**EXCERPT PROVIDED**
· · · ·

Lab 4: Docker Networking

Ephemeral ports

Up to this point we have been using a static port mapping of port 8080 on the host to port 80 on a container. This works OK for a limited use-case, but generally you should not expect a container’s port binding to be static.

Connect to server01 via putty (use shortcut on Desktop) and run:

docker run -d --name myapp2 -p :80 mycontainer:5.6

docker port myapp2

Note

the port option allows you to see the port mappings that was done with the container.

Record the port value that is returned (your output will differ) and open a new Chrome window for http://10.1.10.11:[PORT VALUE]

Now run:

docker restart myapp2

docker port myapp2

Observe that the port value has changed!

Linux Bridge Network

From the previous labs you may have noticed that on both server01 and server02 the container is running in the 172.17.0.0/16 network. By default Docker will create a Linux Bridge network on the host called docker0.

· · · ·

**Data records**
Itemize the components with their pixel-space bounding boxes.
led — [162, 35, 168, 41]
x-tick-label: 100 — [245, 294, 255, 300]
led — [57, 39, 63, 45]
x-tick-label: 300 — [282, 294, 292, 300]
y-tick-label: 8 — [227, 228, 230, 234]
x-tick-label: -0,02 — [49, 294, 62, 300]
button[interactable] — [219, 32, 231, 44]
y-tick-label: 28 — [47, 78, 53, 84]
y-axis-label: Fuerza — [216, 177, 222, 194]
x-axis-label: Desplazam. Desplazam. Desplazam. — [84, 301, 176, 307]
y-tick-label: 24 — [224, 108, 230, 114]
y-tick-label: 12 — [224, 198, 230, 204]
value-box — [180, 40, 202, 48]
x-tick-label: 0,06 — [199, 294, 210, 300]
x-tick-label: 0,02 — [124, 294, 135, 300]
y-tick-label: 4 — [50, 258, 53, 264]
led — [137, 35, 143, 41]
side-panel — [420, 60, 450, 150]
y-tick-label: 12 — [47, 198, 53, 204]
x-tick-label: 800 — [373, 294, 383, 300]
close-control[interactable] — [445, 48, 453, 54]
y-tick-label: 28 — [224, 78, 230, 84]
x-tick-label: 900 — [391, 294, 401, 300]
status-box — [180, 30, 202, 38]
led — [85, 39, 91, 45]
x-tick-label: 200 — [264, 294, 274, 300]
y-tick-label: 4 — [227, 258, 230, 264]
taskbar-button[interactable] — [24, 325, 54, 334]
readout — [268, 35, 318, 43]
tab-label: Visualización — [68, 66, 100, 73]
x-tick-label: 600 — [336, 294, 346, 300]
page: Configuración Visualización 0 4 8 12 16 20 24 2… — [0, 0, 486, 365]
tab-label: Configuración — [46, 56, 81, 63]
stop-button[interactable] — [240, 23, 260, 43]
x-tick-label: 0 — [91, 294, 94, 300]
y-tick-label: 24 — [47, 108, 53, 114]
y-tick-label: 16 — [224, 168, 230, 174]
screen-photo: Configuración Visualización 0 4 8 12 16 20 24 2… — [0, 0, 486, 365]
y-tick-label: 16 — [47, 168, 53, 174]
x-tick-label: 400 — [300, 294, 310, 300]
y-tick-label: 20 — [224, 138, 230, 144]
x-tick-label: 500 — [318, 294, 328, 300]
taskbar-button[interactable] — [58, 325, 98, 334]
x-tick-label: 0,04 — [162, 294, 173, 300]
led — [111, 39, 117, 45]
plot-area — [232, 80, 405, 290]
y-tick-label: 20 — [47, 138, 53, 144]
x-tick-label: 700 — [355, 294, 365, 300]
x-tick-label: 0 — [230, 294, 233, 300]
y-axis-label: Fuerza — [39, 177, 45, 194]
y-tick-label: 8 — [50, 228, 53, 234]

· · · ·

**TASKS TO PERFORM**
A. Can you rewrite the paragraph of the Docker networking lab that begins "Up to this point we have been using" more briefly, keeping its main facts?
B. Answer these questions from the Docker networking lab, marking each answer to match:
(i) Which host port was statically mapped to port 80 on a container up to this point?
(ii) Which command is run right after restarting myapp2 to check its port value again?
(iii) What name does Docker give the Linux Bridge network it creates on the host by default?
C. Repeat the part of the Docker networking lab from "the port option" up to and including "value has changed!".

**LIST OF ANSWERS**
A. So far the lab has used a static mapping of host port 8080 to container port 80. That suits only limited use cases; in general, a container's port binding should not be expected to stay static.

B.
(i) Port 8080
(ii) docker port myapp2
(iii) docker0

C.
the port option allows you to see the port mappings that was done with the container.

Record the port value that is returned (your output will differ) and open a new Chrome window for http://10.1.10.11:[PORT VALUE]

Now run:

docker restart myapp2

docker port myapp2

Observe that the port value has changed!